◆ Obiettivo 1
Nel brano sulla difesa europea, come vengono qualificate le minacce di natura terroristica?
◆ Obiettivo 2
Prosegui il brano sulla difesa europea partendo dalla sua ultima frase.

◆ Estratto
□ □ □

Oggi il nuovo quadro geopolitico fa affiorare l’esigenza di una emancipazione europea, censo risaltare ancor più la correttezza e la lungimiranza dello sguardo dei padri fondatori.

Serve la politica per governare la Storia. E la CED lo è. Questa è una delle ragioni di fondo per l’istituzione di una forza europea multinazionale e interforze pronta ad essere impiegata in operazioni specifiche e in teatri dove si esige la presenza di forze militari di interposizione e di pace.

Inutile farsi illusioni: diverse minacce incombono sul nostro continente, da quelle di natura terroristica -ibrida e asimmetrica- a quelle di carattere più “tradizionale”, legate al ritorno dell’imperialismo nella Storia.

□ □ □

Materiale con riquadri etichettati
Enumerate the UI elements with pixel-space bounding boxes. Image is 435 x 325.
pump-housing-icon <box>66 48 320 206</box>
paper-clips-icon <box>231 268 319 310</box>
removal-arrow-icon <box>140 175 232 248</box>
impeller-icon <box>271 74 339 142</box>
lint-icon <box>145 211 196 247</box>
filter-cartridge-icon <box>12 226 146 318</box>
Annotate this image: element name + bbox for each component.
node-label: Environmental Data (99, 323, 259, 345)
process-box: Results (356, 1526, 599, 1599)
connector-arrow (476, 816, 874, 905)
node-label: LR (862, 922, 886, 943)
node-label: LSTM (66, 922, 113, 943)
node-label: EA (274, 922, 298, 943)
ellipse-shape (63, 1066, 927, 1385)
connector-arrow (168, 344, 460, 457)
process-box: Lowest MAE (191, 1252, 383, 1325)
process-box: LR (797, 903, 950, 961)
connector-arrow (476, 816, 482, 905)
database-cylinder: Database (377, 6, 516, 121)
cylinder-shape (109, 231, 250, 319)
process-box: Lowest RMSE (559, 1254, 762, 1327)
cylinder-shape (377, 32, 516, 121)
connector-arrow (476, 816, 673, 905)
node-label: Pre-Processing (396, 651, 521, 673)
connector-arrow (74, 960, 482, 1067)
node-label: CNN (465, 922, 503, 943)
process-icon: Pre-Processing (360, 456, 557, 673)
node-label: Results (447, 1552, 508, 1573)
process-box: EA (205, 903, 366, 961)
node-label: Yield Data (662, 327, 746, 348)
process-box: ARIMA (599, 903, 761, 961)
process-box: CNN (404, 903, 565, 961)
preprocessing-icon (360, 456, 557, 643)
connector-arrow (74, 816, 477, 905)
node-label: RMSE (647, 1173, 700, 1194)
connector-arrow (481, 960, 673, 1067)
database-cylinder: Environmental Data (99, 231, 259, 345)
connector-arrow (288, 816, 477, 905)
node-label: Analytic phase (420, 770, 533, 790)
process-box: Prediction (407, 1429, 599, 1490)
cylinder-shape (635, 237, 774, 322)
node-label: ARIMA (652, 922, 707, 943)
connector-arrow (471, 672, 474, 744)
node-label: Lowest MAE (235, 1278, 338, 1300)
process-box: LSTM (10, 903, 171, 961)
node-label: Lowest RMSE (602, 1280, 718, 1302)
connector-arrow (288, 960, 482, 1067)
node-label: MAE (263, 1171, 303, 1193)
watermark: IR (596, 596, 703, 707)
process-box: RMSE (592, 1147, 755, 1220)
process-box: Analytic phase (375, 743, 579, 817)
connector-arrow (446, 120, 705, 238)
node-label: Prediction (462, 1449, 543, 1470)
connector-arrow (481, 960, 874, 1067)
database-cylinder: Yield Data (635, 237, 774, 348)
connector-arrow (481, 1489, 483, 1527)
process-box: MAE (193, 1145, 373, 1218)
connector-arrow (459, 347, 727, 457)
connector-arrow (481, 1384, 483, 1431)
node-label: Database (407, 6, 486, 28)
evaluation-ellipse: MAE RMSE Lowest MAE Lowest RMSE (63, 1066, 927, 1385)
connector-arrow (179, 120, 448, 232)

□ □ □

◆ Risposta scritta 1
Come minacce ibride e asimmetriche.

◆ Risposta scritta 2
Solo se l’Unione europea, con il meccanismo della cooperazione rafforzata -e la CED è il cuore di questo strumento- assurge a rango di potenza mondiale, in grado di sviluppare piani strategici, militari e operativi finalizzati alla gestione delle crisi, potremo essere in grado di sostenere e difendere i valori di pace, democrazia, libertà e uguaglianza su cui noi siamo fondati, ma che altri ritengono siano un fastidioso orpello del passato.

Oggi è in gioco la credibilità e l’identità stessa dell’Unione Europea, e del nostro futuro. Questo è il senso della ratifica di questo trattato internazionale.